Challenge: Here are some records; copy every line that holds the word "height".

** begin **

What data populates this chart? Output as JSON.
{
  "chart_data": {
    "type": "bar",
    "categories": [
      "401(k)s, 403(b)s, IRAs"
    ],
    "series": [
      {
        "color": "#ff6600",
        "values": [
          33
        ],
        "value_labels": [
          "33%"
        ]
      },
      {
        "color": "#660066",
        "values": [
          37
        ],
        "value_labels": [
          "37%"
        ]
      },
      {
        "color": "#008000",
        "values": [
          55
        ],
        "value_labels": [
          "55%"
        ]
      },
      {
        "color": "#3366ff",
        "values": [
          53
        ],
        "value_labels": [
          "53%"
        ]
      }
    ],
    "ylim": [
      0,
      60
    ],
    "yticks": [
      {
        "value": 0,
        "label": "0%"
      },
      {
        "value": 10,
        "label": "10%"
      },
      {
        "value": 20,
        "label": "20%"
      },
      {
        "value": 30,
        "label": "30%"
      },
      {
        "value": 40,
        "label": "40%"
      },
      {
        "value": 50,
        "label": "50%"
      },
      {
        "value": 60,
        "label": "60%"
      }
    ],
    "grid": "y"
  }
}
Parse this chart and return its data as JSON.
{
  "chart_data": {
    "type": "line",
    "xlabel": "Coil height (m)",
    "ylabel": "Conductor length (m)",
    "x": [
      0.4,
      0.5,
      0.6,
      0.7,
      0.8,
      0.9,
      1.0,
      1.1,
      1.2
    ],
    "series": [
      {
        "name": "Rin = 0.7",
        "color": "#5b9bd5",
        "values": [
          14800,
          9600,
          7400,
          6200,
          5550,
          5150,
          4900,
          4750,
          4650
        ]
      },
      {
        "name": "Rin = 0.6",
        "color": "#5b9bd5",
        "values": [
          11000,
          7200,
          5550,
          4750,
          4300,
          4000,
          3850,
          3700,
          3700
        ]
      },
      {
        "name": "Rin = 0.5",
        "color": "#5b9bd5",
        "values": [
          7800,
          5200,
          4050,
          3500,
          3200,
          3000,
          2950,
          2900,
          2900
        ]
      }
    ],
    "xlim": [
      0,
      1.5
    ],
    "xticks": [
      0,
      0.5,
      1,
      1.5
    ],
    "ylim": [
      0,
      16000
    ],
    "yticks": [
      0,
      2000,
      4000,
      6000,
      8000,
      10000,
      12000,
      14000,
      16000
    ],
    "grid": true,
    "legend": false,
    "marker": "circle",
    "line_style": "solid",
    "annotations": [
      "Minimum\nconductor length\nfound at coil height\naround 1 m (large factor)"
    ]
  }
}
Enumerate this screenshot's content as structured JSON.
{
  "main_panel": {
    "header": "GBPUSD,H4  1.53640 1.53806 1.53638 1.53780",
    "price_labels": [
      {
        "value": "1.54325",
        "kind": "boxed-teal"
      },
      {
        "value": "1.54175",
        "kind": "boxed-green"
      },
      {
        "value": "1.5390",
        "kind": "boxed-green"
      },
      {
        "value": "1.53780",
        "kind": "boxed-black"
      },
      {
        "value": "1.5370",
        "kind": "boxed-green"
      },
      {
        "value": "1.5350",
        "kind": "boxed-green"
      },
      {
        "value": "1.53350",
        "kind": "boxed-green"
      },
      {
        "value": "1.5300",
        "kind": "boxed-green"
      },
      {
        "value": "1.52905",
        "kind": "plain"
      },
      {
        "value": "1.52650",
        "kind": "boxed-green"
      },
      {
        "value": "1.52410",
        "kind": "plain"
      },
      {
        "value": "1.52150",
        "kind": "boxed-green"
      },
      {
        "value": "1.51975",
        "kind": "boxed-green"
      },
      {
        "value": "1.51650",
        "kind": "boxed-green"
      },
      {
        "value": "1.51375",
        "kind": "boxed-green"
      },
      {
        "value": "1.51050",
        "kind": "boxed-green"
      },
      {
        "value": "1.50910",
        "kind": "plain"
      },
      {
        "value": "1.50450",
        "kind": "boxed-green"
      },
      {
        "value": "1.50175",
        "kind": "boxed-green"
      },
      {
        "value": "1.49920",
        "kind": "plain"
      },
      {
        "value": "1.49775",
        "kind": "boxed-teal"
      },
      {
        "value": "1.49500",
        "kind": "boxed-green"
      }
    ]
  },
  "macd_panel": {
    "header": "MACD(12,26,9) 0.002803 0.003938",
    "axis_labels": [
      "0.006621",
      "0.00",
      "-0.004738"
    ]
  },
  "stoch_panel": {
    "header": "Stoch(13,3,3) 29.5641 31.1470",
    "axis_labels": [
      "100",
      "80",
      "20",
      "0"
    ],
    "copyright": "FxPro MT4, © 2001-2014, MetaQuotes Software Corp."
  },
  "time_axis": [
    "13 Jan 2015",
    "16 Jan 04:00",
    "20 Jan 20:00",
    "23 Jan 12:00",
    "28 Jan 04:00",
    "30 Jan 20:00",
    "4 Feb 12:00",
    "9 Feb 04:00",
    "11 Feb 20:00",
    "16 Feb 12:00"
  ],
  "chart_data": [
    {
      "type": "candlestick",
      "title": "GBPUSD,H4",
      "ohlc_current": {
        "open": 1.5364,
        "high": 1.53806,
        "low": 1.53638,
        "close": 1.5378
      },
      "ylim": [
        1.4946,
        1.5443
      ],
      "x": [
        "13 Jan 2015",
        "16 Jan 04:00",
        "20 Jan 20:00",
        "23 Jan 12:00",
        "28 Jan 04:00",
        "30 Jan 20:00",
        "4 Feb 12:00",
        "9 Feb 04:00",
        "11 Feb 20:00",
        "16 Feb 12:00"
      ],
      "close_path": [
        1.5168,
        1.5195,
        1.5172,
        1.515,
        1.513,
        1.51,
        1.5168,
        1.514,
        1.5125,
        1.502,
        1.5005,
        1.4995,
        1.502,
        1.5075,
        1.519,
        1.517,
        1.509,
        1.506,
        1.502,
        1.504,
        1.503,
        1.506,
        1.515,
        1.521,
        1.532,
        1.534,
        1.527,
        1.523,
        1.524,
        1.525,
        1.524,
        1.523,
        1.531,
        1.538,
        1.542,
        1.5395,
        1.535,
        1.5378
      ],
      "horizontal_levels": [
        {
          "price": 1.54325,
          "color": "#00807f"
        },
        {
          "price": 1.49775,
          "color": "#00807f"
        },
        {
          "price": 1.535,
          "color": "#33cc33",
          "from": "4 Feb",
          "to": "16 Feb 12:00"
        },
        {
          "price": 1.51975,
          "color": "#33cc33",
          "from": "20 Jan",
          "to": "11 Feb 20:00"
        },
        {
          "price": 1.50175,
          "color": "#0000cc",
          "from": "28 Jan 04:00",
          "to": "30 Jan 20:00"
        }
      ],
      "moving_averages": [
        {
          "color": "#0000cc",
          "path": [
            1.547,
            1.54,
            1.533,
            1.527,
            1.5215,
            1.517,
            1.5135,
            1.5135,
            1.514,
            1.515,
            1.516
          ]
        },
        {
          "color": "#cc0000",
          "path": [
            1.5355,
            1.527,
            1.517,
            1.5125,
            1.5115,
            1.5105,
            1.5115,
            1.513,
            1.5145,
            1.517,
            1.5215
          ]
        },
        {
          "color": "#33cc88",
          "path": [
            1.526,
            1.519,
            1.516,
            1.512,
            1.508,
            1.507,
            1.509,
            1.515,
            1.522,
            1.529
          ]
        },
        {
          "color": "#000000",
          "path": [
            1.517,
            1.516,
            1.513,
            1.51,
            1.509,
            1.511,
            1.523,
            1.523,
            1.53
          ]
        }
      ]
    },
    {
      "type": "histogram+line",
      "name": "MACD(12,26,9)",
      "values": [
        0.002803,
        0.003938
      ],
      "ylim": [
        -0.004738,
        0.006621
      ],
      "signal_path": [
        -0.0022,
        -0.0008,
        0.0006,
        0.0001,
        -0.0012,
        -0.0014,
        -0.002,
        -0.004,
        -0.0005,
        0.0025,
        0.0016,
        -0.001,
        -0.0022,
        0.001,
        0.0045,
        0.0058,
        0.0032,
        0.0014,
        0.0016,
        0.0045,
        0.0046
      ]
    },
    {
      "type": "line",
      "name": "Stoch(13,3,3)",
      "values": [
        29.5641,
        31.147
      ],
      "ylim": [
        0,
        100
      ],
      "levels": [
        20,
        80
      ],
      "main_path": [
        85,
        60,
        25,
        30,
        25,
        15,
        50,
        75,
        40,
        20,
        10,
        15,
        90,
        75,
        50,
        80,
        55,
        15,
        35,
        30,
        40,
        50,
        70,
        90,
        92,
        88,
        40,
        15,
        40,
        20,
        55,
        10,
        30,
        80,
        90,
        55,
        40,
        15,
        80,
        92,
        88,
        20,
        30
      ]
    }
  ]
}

** end **

Result:
    "xlabel": "Coil height (m)",
      "Minimum\nconductor length\nfound at coil height\naround 1 m (large factor)"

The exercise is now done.